» **The problem**:
Counting only lines that hold "with", give the total and nothing more.

» **Exercise materials**:
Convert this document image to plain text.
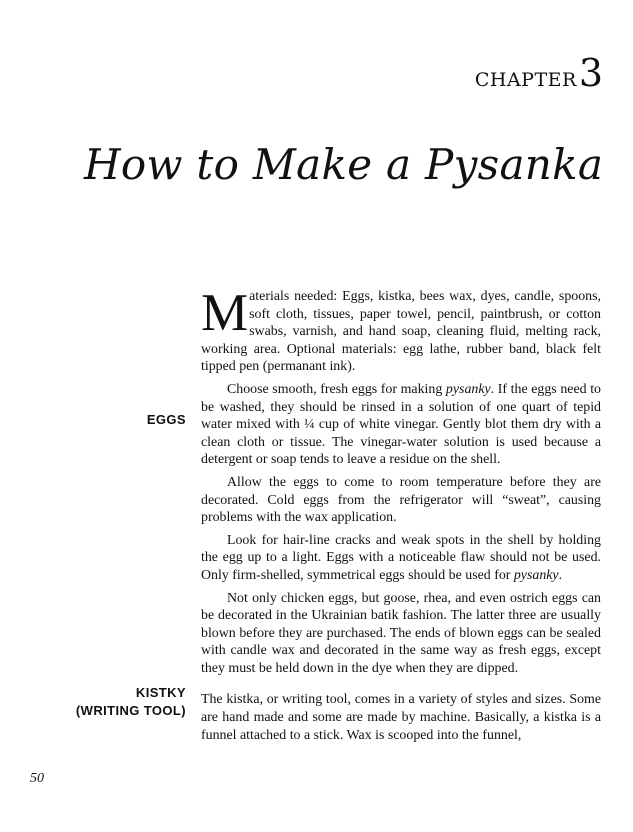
CHAPTER 3
How to Make a Pysanka
EGGS
KISTKY
(WRITING TOOL)

Materials needed: Eggs, kistka, bees wax, dyes, candle, spoons, soft cloth, tissues, paper towel, pencil, paintbrush, or cotton swabs, varnish, and hand soap, cleaning fluid, melting rack, working area. Optional materials: egg lathe, rubber band, black felt tipped pen (permanant ink).

Choose smooth, fresh eggs for making pysanky. If the eggs need to be washed, they should be rinsed in a solution of one quart of tepid water mixed with ¼ cup of white vinegar. Gently blot them dry with a clean cloth or tissue. The vinegar-water solution is used because a detergent or soap tends to leave a residue on the shell.

Allow the eggs to come to room temperature before they are decorated. Cold eggs from the refrigerator will “sweat”, causing problems with the wax application.

Look for hair-line cracks and weak spots in the shell by holding the egg up to a light. Eggs with a noticeable flaw should not be used. Only firm-shelled, symmetrical eggs should be used for pysanky.

Not only chicken eggs, but goose, rhea, and even ostrich eggs can be decorated in the Ukrainian batik fashion. The latter three are usually blown before they are purchased. The ends of blown eggs can be sealed with candle wax and decorated in the same way as fresh eggs, except they must be held down in the dye when they are dipped.

The kistka, or writing tool, comes in a variety of styles and sizes. Some are hand made and some are made by machine. Basically, a kistka is a funnel attached to a stick. Wax is scooped into the funnel,

50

» **Final result**:
4